EXERCISE REQUIREMENTS:
Within the listing below, determine how many lines hold the word "graeserbestand". Give the number with no commentary.

————————

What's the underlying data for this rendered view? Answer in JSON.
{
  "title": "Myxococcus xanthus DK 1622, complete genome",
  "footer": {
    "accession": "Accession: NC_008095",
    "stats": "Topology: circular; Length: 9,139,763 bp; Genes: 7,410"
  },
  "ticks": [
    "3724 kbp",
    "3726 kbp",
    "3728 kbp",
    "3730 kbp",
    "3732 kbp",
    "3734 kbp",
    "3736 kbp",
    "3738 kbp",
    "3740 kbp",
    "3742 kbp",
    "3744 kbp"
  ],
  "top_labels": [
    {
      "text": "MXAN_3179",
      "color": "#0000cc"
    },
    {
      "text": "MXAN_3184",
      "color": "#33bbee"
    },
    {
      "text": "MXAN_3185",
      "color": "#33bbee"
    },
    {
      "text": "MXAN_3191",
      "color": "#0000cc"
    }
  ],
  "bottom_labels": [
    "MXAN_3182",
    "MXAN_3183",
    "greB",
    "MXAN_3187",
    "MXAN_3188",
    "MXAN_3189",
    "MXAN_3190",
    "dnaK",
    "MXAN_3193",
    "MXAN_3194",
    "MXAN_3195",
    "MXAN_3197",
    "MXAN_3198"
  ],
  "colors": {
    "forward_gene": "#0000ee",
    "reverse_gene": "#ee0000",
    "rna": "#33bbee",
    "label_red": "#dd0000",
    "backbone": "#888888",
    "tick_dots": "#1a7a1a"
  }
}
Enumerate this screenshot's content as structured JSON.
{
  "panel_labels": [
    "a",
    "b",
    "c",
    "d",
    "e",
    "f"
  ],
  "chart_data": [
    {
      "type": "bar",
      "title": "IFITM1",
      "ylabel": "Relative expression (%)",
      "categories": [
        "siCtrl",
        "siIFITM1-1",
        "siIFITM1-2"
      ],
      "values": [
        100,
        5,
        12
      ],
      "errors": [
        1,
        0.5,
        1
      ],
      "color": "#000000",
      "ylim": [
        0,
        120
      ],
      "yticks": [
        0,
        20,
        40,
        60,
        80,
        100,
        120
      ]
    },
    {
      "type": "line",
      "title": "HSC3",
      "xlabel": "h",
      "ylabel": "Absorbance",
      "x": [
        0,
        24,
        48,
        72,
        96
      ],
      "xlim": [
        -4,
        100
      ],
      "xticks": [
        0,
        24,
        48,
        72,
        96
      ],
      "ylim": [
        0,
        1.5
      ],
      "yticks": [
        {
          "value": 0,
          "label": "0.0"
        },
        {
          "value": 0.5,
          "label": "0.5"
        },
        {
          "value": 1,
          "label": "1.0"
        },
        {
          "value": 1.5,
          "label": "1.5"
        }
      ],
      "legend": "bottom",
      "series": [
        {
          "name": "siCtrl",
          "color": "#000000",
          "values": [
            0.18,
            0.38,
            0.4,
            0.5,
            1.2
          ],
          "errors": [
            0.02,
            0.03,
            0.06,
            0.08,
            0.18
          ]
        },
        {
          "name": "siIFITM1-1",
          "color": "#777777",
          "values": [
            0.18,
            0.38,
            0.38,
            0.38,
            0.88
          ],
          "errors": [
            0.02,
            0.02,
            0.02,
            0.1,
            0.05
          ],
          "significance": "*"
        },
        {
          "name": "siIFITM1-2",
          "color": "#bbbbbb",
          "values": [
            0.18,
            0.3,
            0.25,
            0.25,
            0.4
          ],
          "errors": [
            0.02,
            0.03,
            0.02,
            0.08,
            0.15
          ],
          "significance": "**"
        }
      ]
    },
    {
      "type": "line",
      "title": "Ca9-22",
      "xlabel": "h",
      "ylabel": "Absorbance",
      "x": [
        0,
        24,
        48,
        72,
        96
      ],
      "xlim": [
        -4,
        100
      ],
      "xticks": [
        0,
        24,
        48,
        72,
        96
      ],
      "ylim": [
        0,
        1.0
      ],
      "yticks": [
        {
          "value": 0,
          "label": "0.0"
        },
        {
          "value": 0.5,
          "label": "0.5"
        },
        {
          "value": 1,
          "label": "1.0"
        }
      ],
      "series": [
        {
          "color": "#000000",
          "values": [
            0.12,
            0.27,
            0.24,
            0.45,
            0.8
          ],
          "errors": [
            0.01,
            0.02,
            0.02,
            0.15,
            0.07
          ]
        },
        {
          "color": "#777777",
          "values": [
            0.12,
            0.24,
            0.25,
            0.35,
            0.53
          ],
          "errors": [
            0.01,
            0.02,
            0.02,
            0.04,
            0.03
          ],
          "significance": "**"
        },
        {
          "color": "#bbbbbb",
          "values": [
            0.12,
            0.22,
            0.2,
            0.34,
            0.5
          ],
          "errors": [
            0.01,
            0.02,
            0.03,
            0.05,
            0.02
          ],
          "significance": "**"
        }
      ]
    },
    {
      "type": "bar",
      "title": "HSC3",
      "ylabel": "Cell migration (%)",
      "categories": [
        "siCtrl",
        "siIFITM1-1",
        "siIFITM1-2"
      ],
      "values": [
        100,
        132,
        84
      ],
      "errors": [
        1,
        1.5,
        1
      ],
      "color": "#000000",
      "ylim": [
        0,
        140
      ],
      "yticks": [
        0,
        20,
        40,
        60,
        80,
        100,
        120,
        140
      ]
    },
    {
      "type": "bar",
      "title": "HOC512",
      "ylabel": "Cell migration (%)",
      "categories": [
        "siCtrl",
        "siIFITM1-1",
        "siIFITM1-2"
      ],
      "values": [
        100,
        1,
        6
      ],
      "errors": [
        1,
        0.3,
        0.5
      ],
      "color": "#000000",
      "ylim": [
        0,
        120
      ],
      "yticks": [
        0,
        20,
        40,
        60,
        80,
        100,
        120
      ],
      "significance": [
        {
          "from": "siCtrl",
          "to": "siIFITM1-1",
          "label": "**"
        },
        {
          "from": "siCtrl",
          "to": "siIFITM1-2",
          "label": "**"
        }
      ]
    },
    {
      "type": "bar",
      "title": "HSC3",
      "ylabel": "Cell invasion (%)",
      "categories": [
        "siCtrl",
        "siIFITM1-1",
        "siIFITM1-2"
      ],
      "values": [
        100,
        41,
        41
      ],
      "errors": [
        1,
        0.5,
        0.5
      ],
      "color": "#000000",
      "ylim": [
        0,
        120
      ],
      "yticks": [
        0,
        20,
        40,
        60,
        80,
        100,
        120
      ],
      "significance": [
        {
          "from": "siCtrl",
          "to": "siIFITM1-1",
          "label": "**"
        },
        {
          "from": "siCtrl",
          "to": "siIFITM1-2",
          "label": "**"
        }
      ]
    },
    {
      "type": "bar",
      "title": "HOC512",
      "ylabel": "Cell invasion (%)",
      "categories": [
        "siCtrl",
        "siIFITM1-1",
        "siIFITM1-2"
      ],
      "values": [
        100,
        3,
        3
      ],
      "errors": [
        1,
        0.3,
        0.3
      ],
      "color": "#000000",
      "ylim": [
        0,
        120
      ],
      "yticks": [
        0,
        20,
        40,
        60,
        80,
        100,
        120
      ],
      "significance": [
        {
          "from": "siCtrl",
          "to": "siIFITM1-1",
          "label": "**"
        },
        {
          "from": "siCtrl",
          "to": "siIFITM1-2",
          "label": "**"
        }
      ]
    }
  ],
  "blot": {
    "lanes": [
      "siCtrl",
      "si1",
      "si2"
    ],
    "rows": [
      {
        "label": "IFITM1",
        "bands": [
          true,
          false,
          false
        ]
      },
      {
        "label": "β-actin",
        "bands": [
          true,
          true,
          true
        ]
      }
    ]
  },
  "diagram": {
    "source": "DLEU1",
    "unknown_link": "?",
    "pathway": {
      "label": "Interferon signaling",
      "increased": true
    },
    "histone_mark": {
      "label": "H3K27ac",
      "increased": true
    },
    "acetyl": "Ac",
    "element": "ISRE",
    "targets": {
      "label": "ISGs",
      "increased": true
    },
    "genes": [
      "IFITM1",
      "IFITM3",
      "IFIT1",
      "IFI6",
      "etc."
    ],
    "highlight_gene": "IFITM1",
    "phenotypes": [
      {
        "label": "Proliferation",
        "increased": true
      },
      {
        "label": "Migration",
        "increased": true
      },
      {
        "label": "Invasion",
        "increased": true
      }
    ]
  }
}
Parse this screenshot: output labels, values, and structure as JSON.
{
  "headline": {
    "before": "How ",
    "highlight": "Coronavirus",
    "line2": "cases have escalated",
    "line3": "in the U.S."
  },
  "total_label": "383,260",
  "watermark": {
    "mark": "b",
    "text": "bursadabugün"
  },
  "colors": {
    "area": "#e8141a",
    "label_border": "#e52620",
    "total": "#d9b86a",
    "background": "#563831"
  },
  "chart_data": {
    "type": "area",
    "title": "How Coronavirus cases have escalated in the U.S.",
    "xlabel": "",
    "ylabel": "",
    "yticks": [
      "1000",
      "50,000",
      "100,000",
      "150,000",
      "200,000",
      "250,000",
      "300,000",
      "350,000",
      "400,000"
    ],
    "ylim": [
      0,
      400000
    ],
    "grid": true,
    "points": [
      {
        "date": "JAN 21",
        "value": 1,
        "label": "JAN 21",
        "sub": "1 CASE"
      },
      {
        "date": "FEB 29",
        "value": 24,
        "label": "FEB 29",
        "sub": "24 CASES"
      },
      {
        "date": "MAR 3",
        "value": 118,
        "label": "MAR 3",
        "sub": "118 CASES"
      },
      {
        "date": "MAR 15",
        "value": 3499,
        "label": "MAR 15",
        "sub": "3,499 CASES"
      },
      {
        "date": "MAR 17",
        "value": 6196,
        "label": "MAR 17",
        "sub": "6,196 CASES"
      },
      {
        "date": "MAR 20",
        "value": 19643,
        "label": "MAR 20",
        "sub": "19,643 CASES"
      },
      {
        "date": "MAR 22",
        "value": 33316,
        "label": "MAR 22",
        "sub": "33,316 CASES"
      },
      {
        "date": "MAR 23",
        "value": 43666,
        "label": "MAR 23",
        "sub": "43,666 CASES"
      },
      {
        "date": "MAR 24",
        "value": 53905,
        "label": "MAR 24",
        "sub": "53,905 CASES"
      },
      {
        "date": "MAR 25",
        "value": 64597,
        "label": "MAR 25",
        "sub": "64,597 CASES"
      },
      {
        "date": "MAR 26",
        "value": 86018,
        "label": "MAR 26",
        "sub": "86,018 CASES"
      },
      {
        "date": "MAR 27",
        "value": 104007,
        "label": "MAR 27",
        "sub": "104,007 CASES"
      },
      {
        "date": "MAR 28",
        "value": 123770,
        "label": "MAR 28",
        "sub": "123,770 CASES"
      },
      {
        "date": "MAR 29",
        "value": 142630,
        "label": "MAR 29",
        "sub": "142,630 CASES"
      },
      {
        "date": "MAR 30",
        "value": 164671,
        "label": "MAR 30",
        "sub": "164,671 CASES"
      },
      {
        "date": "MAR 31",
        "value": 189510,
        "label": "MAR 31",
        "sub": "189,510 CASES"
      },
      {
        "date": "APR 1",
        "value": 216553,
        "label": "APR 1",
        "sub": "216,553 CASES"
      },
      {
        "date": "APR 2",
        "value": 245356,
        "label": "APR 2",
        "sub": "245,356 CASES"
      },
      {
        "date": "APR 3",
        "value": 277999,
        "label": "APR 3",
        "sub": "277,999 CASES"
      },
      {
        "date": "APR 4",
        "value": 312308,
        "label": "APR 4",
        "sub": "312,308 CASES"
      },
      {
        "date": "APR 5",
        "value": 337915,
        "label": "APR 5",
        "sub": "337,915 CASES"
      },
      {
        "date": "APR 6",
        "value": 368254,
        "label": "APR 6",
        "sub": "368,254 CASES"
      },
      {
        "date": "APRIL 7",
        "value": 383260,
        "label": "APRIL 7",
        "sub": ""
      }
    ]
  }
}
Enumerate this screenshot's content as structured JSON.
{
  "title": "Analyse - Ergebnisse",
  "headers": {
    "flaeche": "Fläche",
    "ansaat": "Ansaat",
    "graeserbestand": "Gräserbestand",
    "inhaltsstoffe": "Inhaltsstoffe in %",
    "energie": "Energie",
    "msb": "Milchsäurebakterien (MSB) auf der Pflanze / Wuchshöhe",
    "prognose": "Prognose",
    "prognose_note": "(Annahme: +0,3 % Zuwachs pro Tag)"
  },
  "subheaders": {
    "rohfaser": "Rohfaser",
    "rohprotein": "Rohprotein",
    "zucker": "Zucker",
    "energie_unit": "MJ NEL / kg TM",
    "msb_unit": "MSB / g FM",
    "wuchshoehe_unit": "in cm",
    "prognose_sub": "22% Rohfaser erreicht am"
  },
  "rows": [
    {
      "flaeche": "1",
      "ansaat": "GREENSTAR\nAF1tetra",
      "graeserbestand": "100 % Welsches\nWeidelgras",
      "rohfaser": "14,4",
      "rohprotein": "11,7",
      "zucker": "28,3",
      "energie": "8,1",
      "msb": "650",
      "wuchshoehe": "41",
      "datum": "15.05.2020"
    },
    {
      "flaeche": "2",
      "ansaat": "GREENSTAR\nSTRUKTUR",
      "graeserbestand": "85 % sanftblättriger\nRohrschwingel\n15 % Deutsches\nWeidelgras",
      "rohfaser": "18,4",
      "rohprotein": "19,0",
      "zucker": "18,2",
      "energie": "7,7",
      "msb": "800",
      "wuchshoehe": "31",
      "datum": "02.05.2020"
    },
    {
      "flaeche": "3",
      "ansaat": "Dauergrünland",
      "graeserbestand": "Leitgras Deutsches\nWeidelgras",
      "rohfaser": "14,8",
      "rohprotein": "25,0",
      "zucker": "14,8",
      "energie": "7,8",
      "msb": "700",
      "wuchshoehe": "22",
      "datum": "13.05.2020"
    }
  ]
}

————————

RESULT OF THIS EXERCISE:
4